WORK REQUIRED: Report the count of lines below that include "JSON", without any other text.

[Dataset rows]
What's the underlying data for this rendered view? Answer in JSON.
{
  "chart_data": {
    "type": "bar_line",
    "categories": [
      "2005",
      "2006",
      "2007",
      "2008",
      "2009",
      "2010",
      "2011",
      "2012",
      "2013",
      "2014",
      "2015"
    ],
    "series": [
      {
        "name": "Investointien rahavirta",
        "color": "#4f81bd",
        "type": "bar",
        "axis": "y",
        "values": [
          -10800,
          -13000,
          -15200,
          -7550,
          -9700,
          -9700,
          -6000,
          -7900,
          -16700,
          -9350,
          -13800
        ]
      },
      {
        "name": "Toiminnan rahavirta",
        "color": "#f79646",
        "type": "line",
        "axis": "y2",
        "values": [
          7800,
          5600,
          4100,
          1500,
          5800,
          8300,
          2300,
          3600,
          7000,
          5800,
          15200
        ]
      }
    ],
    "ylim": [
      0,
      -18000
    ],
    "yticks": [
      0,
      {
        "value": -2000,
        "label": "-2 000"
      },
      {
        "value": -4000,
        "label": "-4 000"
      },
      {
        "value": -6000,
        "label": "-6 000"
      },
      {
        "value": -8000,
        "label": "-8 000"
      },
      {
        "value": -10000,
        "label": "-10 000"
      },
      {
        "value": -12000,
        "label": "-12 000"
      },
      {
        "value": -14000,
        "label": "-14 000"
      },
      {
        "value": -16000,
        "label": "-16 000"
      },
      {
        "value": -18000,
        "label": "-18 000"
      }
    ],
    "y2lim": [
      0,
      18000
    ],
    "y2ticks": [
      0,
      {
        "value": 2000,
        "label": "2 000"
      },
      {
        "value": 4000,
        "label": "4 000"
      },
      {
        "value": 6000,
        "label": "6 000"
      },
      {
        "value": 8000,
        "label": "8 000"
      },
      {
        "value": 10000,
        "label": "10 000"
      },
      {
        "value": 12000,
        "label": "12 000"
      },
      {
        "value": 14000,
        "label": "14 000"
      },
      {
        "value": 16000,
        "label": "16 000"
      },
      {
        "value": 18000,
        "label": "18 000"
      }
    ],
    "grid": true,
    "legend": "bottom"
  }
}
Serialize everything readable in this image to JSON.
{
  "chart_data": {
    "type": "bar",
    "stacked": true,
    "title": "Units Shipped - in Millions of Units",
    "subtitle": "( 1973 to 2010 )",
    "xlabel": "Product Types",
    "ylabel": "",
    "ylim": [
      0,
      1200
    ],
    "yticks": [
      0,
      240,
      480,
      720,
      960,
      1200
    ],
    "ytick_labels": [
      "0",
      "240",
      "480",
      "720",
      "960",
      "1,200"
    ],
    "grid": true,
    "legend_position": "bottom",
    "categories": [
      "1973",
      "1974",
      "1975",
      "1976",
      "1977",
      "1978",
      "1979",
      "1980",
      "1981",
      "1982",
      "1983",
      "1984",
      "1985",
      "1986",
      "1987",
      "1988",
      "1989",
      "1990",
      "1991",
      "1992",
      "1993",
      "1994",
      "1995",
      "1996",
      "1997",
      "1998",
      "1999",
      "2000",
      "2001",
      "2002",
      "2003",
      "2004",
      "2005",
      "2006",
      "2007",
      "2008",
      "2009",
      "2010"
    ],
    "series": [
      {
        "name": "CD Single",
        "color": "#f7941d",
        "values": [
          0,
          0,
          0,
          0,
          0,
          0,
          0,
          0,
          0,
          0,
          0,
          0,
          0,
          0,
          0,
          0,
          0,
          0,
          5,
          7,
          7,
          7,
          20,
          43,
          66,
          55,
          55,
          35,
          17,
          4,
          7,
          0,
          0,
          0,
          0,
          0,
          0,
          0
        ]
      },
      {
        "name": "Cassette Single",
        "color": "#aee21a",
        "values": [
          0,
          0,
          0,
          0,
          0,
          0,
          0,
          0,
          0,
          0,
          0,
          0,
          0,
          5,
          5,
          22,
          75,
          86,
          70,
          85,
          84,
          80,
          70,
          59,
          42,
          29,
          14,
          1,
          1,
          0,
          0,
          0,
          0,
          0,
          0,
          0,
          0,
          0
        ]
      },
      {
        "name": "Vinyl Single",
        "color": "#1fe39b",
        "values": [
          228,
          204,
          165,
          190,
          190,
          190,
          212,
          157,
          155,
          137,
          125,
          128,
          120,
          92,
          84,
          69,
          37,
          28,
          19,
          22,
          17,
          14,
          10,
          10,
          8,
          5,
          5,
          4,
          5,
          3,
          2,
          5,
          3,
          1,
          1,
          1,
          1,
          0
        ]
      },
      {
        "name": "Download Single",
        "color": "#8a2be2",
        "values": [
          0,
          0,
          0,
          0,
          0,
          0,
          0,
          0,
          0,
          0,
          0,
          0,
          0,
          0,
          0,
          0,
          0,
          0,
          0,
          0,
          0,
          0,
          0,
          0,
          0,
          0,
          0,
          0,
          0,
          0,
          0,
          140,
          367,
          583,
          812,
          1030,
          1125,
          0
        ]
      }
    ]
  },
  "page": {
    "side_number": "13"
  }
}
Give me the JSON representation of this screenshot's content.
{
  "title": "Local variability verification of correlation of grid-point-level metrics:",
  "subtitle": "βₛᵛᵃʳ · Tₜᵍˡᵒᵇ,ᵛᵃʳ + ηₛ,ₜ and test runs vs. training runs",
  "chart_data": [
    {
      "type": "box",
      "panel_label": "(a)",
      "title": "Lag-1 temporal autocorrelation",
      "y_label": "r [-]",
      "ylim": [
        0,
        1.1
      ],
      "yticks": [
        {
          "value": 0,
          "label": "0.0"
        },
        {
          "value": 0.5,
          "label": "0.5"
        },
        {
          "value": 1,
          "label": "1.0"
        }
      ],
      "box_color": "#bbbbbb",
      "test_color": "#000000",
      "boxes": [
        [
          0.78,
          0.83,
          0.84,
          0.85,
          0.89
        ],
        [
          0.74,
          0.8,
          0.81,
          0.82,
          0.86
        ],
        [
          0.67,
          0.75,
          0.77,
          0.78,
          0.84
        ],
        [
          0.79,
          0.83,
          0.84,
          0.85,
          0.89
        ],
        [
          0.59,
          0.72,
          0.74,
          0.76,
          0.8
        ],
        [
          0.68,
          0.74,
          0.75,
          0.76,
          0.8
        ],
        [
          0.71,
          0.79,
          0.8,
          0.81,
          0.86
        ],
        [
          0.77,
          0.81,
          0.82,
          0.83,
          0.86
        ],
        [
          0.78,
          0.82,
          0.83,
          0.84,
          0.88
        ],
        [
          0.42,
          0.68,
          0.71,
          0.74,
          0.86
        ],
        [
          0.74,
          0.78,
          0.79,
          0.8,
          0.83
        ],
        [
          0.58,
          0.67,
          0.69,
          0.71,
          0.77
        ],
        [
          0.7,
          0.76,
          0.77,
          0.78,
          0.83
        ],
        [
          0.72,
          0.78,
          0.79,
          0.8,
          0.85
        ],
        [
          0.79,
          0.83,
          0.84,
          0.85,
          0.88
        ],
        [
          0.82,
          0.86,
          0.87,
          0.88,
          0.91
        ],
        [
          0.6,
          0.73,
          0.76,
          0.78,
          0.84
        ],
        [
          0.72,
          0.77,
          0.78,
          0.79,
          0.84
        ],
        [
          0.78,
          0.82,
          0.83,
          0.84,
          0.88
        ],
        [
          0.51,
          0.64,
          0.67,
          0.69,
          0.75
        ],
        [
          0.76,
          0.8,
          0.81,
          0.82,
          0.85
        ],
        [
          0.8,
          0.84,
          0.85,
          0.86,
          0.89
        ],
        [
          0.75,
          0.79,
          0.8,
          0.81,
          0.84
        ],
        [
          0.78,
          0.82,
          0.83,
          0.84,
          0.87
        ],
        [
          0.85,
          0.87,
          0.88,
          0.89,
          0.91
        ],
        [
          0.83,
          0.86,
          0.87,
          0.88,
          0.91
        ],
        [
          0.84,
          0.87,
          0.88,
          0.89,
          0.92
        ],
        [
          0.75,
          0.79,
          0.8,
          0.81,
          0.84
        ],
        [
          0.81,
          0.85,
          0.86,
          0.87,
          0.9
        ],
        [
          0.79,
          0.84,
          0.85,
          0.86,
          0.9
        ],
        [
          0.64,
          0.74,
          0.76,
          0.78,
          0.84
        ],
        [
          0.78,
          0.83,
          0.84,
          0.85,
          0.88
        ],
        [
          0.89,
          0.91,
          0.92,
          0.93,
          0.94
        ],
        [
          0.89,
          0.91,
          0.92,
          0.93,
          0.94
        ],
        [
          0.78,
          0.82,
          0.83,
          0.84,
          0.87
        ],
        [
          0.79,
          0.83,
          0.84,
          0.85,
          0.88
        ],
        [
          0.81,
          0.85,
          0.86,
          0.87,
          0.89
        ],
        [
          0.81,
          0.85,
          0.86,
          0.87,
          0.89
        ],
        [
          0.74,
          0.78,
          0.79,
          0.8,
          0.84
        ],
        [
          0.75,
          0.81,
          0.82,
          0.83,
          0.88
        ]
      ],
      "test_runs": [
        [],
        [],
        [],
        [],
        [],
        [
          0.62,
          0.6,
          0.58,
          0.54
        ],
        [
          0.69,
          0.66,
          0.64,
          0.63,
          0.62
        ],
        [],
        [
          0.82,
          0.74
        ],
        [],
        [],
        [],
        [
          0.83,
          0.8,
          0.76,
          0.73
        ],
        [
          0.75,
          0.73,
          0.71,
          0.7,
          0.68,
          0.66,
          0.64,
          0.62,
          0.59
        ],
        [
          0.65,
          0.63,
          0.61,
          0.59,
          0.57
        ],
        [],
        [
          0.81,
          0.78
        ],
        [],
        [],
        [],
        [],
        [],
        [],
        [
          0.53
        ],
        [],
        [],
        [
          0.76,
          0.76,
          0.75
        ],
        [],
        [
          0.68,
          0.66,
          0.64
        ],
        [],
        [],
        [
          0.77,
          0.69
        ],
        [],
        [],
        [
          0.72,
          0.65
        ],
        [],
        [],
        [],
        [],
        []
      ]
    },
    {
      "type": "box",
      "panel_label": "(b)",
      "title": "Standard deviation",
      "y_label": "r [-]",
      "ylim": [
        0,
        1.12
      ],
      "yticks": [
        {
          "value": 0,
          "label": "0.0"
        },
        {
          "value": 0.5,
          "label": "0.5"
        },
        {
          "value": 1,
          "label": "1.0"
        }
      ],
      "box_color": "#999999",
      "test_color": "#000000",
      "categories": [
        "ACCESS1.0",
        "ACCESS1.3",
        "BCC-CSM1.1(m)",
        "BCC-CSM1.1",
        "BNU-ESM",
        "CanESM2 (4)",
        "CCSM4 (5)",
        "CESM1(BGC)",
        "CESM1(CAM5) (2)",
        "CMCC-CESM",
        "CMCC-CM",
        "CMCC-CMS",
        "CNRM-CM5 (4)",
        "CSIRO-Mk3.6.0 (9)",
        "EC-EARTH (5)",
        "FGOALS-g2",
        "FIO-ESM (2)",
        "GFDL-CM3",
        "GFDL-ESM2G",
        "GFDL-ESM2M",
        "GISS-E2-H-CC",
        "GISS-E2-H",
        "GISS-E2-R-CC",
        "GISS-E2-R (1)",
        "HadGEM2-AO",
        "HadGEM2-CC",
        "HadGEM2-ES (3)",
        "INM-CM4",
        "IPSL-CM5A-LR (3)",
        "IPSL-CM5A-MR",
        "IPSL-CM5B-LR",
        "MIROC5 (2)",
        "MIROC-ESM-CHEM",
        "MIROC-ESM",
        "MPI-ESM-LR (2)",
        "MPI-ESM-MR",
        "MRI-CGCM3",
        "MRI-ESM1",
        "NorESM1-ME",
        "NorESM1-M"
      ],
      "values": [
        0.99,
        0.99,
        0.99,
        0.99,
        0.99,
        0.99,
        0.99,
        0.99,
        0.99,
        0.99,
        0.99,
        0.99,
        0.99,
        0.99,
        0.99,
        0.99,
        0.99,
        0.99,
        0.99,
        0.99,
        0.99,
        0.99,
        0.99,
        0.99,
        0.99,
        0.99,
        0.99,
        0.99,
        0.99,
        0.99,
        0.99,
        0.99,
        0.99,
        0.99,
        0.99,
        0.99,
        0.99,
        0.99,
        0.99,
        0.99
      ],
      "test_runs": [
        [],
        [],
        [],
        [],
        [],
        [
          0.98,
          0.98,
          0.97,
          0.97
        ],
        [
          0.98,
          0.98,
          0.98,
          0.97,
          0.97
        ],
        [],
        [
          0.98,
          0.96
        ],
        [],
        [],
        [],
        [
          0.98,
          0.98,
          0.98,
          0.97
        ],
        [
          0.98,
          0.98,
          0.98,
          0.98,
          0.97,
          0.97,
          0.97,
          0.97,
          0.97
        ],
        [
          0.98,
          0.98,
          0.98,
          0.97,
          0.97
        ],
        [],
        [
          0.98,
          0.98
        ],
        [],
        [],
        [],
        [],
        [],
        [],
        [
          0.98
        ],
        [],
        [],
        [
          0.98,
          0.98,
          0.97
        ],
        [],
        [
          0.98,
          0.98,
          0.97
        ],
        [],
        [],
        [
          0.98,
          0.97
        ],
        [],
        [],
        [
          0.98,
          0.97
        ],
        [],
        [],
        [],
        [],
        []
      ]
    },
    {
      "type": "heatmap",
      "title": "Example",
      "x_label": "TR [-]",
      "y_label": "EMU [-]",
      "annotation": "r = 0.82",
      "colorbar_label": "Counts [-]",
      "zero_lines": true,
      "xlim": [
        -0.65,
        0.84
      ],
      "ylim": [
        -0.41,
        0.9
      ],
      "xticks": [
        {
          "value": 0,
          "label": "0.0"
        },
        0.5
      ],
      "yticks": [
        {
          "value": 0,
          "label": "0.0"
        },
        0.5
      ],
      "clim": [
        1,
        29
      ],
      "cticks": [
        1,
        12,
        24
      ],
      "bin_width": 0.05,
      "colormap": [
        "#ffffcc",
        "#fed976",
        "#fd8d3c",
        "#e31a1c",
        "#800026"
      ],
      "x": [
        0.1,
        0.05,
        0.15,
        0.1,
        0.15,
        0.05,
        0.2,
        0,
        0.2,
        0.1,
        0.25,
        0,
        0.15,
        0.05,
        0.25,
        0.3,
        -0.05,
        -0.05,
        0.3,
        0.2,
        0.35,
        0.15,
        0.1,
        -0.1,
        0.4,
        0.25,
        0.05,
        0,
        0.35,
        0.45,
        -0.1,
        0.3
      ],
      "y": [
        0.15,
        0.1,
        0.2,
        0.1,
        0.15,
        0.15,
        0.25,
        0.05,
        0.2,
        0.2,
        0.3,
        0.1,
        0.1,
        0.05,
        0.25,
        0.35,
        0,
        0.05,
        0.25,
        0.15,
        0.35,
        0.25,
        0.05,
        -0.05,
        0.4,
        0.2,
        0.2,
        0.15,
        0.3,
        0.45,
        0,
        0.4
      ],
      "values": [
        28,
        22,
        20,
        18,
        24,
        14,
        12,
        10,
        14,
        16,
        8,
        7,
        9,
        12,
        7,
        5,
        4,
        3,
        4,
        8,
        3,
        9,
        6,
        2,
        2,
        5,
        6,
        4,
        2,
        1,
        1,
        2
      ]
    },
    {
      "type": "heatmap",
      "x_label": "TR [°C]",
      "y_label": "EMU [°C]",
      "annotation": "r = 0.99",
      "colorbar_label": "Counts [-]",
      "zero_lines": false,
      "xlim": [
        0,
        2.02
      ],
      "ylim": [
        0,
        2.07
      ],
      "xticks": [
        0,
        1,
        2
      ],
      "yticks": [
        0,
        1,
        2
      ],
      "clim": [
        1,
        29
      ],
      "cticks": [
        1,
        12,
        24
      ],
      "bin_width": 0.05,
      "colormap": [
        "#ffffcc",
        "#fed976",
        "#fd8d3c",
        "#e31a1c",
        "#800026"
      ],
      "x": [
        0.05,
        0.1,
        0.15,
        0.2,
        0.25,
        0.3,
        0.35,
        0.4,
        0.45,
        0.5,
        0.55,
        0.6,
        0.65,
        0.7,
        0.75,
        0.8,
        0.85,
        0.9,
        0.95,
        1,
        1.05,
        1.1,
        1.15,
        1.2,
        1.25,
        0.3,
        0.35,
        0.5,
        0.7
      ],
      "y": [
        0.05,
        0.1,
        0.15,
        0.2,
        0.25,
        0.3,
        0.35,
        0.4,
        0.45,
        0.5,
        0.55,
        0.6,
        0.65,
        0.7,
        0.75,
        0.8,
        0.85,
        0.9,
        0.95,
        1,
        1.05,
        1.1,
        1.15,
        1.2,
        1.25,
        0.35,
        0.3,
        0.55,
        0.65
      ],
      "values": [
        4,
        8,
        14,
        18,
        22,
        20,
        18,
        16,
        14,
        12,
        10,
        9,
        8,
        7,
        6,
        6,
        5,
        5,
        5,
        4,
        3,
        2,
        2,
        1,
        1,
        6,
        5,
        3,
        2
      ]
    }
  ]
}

FINAL RESULT: 3